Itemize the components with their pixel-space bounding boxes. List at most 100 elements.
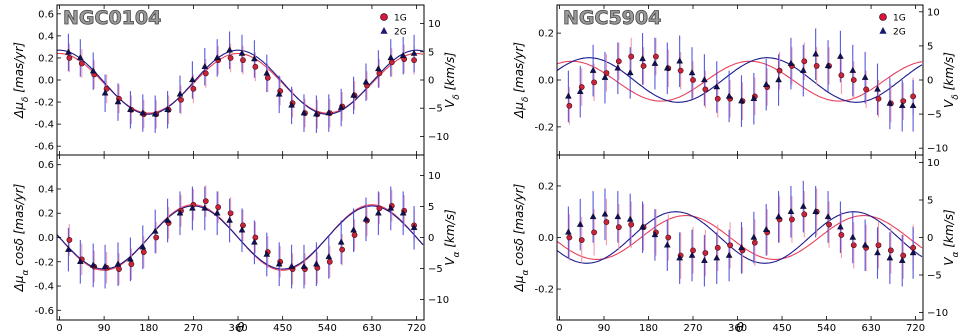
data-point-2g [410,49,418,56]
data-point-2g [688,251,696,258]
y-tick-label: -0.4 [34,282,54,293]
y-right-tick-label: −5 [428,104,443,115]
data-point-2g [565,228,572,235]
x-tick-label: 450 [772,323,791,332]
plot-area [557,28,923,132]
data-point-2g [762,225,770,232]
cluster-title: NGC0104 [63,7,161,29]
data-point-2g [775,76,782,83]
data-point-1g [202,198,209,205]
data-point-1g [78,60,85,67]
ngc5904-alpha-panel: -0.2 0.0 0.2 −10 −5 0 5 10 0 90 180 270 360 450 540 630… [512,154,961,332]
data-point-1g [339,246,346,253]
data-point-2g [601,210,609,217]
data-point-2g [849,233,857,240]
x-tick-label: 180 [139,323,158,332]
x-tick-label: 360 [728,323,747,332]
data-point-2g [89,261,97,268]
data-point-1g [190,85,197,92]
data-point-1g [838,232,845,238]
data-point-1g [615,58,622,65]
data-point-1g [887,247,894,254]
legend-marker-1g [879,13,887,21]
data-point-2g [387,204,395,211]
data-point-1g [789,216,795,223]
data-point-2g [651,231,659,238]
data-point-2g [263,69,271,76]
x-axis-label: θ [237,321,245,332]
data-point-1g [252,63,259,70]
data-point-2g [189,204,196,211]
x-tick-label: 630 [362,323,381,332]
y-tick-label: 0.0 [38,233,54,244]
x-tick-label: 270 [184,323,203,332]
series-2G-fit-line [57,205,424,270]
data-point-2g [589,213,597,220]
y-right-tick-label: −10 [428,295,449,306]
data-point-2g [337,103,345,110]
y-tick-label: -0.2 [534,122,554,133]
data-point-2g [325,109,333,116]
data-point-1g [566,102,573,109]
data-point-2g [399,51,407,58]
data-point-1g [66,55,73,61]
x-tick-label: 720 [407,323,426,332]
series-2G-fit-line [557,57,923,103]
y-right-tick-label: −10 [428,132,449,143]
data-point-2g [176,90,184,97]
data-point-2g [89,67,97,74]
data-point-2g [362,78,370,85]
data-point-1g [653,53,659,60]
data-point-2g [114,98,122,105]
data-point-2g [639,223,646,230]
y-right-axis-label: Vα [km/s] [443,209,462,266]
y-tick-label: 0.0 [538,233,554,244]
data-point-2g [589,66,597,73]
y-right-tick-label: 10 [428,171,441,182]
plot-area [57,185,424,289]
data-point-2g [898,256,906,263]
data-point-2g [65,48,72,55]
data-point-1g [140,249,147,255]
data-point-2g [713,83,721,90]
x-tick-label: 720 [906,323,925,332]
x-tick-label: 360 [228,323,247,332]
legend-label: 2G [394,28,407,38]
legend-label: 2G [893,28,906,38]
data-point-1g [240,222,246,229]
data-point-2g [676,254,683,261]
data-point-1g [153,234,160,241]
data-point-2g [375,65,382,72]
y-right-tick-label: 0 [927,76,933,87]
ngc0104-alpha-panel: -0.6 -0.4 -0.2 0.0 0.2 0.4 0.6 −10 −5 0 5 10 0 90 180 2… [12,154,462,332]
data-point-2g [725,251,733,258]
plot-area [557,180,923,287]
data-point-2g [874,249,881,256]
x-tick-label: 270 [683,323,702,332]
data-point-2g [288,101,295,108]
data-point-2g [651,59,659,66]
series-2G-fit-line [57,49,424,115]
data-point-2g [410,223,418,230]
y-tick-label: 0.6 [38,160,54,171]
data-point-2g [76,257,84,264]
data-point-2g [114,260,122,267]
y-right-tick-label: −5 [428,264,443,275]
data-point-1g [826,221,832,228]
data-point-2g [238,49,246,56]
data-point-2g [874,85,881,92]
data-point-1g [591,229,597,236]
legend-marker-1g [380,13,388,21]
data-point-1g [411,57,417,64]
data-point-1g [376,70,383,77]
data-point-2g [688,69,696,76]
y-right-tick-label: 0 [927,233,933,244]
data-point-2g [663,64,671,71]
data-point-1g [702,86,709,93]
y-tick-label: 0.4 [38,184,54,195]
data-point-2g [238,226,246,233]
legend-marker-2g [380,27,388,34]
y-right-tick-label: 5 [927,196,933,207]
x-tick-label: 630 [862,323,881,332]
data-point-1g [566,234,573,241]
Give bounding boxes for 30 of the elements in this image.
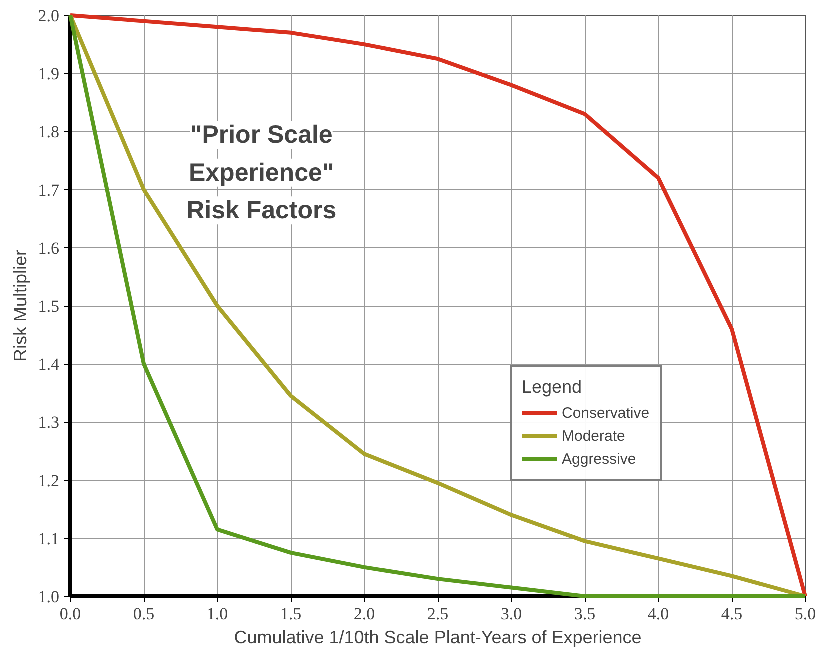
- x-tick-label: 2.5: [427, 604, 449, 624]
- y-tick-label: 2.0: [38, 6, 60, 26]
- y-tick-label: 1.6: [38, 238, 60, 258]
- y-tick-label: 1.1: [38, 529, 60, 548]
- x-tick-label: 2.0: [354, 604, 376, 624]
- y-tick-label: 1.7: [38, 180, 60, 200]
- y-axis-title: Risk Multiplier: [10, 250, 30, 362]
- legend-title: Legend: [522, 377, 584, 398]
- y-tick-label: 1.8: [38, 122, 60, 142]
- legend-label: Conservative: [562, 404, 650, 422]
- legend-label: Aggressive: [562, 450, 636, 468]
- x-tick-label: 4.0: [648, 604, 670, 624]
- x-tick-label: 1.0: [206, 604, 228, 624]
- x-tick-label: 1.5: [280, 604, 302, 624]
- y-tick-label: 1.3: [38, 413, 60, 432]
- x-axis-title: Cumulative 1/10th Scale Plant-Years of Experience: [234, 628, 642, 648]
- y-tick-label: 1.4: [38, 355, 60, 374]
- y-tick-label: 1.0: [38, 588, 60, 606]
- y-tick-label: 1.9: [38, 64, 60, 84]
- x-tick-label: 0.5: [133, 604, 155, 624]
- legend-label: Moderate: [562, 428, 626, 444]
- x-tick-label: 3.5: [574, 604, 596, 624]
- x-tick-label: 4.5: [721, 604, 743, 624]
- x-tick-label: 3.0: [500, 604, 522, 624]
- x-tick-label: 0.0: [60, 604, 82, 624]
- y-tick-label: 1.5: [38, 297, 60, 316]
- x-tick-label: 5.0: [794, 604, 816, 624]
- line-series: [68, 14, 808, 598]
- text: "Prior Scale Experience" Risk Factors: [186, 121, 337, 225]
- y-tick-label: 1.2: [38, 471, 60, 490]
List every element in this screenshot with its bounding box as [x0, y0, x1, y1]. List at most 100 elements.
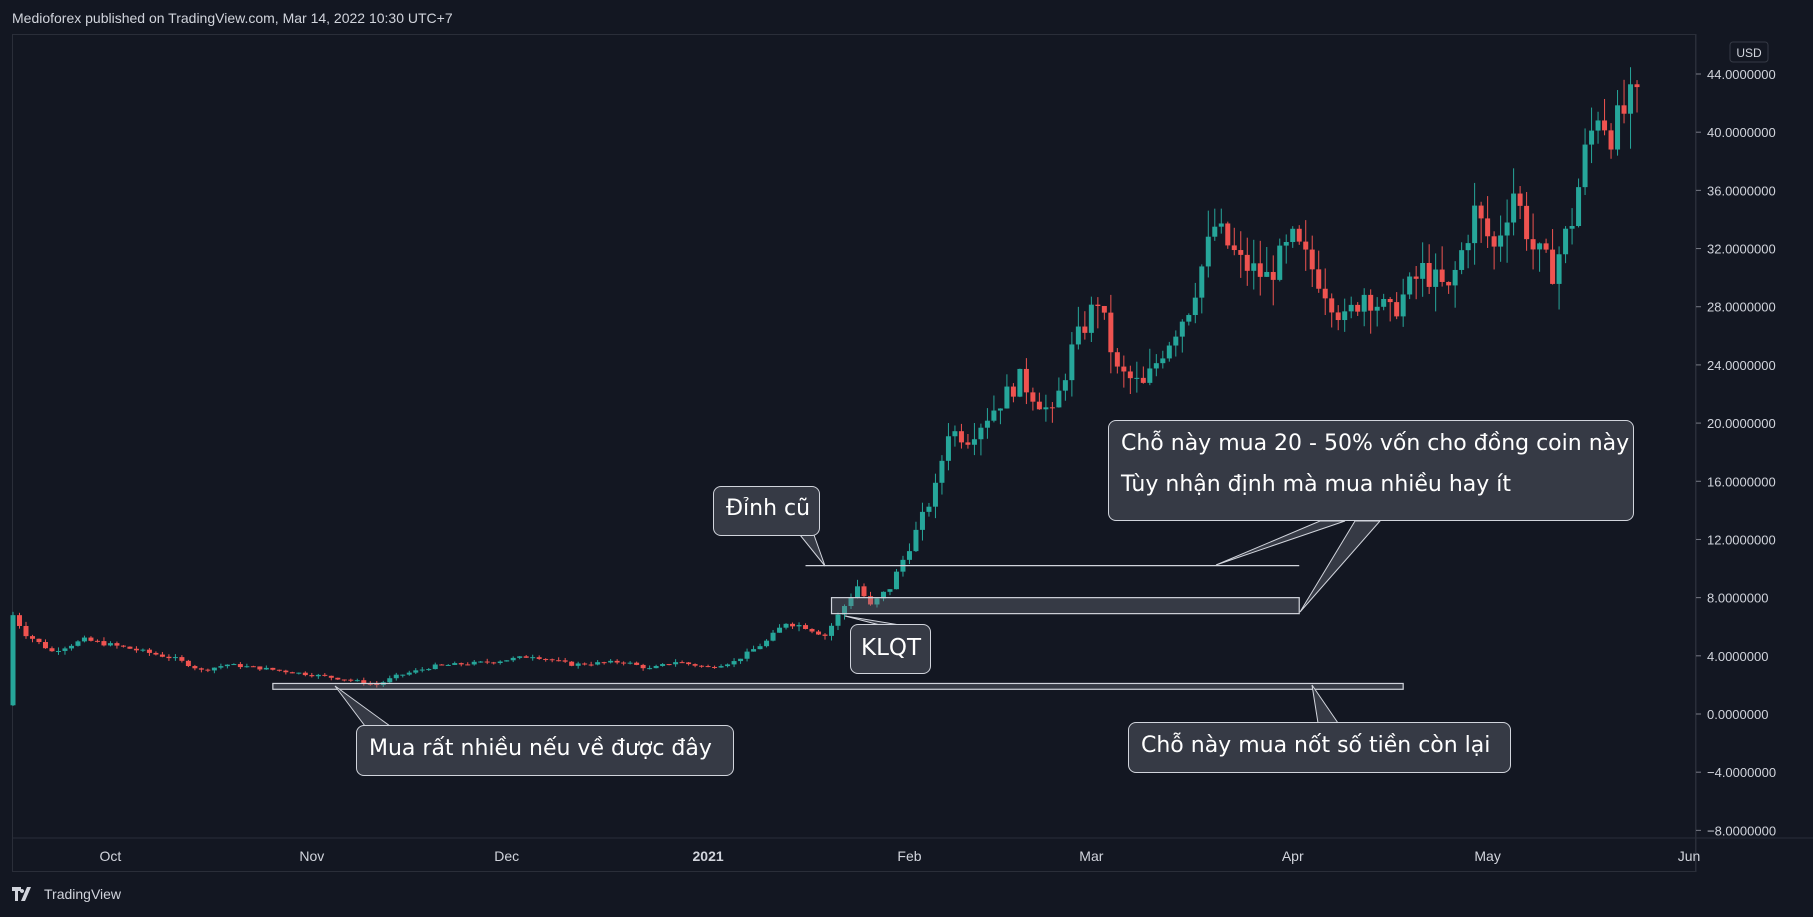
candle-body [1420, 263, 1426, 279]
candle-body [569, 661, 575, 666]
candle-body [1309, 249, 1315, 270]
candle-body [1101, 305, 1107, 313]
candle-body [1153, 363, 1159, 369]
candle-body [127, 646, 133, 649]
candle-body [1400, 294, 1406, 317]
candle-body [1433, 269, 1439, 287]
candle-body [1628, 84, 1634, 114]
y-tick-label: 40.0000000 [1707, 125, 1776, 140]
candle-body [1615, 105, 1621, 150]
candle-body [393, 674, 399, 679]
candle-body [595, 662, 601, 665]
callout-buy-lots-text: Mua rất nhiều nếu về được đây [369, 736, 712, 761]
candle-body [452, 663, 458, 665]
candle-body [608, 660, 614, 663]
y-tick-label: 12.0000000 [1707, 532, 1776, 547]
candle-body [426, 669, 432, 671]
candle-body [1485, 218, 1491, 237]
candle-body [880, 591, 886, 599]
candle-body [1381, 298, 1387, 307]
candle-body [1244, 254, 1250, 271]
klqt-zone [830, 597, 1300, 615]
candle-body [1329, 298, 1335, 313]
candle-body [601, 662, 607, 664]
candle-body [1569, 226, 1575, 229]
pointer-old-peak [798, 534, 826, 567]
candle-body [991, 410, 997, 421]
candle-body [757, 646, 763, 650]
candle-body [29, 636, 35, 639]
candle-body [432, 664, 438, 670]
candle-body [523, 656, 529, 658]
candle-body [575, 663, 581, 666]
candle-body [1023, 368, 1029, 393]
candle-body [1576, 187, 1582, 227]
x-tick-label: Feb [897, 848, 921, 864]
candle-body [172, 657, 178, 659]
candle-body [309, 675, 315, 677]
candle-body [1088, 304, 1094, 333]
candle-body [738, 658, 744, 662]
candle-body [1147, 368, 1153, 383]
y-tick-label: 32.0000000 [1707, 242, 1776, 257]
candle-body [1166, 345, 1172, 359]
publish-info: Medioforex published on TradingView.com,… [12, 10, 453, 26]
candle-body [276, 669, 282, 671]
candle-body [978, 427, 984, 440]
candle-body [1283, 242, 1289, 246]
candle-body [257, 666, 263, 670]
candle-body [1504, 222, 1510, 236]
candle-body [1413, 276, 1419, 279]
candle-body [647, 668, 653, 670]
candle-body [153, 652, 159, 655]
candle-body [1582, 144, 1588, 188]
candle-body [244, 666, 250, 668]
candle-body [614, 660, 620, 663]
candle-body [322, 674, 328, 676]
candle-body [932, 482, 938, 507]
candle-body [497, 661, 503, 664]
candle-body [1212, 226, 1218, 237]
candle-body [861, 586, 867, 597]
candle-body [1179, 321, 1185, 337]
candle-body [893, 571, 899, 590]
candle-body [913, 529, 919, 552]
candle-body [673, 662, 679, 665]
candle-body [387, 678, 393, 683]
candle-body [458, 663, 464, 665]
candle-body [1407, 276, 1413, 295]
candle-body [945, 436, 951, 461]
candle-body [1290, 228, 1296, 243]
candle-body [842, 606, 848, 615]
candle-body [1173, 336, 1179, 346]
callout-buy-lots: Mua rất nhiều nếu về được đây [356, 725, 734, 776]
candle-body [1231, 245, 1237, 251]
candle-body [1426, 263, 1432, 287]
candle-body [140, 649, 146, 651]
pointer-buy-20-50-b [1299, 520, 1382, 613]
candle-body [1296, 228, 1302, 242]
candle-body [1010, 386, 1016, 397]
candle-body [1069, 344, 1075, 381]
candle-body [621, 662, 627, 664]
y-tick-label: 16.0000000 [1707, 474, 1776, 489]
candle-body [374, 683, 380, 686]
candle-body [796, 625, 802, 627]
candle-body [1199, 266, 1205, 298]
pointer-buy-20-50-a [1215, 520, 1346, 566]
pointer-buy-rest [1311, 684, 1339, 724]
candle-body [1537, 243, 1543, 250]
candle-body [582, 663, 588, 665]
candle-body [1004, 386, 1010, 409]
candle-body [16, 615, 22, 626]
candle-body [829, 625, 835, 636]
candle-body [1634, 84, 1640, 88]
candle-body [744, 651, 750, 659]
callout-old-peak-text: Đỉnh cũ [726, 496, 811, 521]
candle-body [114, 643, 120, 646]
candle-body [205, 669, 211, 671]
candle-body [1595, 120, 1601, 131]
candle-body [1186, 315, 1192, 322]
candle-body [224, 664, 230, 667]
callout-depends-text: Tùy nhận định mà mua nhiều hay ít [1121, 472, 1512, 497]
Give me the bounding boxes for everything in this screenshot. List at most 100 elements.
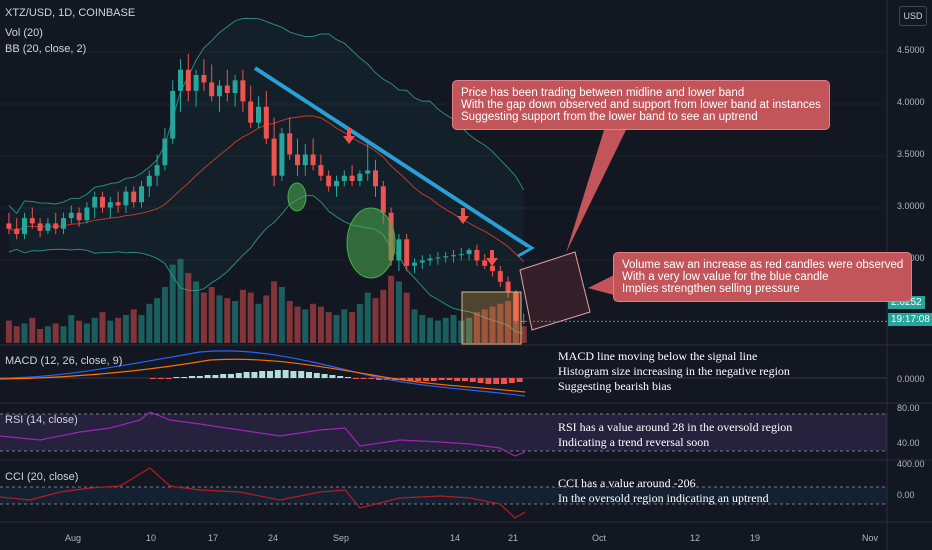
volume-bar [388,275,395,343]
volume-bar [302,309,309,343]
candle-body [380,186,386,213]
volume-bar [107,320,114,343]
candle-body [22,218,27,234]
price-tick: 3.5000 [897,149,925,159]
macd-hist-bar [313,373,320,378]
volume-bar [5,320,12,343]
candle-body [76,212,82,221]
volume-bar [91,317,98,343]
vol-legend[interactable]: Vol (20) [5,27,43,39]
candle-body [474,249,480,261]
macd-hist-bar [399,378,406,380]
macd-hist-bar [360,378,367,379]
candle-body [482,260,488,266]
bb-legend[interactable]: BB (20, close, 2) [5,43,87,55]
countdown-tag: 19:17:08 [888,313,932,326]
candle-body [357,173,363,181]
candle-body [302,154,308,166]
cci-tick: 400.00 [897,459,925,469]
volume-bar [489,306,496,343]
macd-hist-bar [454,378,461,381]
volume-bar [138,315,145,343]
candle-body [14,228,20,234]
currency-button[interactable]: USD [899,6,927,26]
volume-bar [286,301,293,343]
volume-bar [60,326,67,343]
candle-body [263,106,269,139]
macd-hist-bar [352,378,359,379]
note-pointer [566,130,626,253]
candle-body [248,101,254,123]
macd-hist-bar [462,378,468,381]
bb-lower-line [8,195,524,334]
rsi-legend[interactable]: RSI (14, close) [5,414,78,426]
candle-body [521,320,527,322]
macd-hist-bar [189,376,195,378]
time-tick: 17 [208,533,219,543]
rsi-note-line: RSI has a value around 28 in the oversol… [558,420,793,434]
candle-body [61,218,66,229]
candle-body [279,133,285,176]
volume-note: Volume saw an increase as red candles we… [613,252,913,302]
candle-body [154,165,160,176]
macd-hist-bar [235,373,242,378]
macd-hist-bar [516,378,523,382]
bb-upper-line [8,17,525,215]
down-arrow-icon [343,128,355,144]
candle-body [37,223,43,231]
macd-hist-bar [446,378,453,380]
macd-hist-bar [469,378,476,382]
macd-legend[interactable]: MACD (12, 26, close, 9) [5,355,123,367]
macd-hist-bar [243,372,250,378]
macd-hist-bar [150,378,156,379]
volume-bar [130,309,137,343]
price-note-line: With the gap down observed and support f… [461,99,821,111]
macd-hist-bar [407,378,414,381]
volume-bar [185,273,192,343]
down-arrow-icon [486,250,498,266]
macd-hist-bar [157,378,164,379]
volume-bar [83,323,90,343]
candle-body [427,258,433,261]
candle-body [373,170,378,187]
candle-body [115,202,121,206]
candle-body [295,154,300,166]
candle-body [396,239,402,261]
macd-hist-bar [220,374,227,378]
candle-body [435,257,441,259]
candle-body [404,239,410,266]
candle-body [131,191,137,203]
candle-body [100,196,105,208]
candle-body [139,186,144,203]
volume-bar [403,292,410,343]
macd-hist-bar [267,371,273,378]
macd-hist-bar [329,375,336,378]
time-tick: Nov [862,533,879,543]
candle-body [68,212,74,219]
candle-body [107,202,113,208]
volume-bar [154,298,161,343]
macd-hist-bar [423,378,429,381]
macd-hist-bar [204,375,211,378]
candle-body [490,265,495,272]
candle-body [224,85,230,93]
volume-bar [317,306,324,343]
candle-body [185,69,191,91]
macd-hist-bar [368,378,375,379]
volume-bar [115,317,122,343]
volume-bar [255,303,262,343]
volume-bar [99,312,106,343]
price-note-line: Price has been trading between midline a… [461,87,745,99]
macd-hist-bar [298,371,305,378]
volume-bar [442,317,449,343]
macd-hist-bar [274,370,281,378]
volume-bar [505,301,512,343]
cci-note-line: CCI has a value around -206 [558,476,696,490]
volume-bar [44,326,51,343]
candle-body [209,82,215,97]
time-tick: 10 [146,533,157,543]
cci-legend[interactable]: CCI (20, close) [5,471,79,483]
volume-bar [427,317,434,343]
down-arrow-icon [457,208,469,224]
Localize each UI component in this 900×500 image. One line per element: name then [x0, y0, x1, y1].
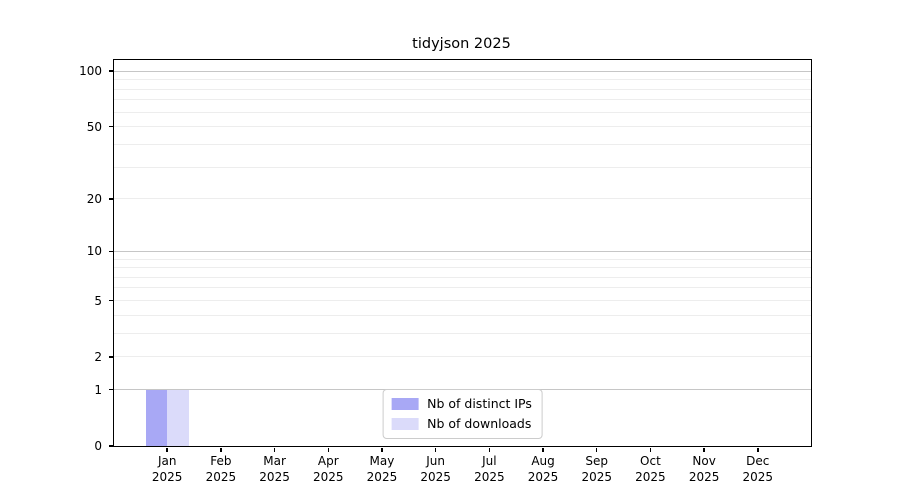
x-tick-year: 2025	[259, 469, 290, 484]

**Task brief:** Echo the stretch of the data from the line that contains "data-point-2g [410,49,418,56]" through the line that contains "data-point-1g [202,198,209,205]", copying every line exactly and including both of those lines.

**Correct result:**
data-point-2g [410,49,418,56]
data-point-2g [688,251,696,258]
y-tick-label: -0.4 [34,282,54,293]
y-right-tick-label: −5 [428,104,443,115]
data-point-2g [565,228,572,235]
x-tick-label: 450 [772,323,791,332]
plot-area [557,28,923,132]
data-point-2g [762,225,770,232]
cluster-title: NGC0104 [63,7,161,29]
data-point-2g [775,76,782,83]
data-point-1g [202,198,209,205]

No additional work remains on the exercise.